[Start Dataset records]
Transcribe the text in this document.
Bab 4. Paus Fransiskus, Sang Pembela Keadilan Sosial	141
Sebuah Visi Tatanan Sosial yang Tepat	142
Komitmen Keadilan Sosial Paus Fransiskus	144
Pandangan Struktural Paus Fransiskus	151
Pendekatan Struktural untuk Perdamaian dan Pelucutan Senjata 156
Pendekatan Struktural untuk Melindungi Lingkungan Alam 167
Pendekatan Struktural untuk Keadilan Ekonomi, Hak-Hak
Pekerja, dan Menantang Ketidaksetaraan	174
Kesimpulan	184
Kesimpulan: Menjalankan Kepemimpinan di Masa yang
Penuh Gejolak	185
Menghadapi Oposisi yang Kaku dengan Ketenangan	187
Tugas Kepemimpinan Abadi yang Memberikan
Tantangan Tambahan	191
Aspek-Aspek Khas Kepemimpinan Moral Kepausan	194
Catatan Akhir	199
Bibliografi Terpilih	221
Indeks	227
[End Dataset records]
▶ **The request**: Working from the material above, retype it in its entirety without change.

▶ **The completed task**:
Transcribe the text in this document.
Bab 4. Paus Fransiskus, Sang Pembela Keadilan Sosial	141
Sebuah Visi Tatanan Sosial yang Tepat	142
Komitmen Keadilan Sosial Paus Fransiskus	144
Pandangan Struktural Paus Fransiskus	151
Pendekatan Struktural untuk Perdamaian dan Pelucutan Senjata 156
Pendekatan Struktural untuk Melindungi Lingkungan Alam 167
Pendekatan Struktural untuk Keadilan Ekonomi, Hak-Hak
Pekerja, dan Menantang Ketidaksetaraan	174
Kesimpulan	184
Kesimpulan: Menjalankan Kepemimpinan di Masa yang
Penuh Gejolak	185
Menghadapi Oposisi yang Kaku dengan Ketenangan	187
Tugas Kepemimpinan Abadi yang Memberikan
Tantangan Tambahan	191
Aspek-Aspek Khas Kepemimpinan Moral Kepausan	194
Catatan Akhir	199
Bibliografi Terpilih	221
Indeks	227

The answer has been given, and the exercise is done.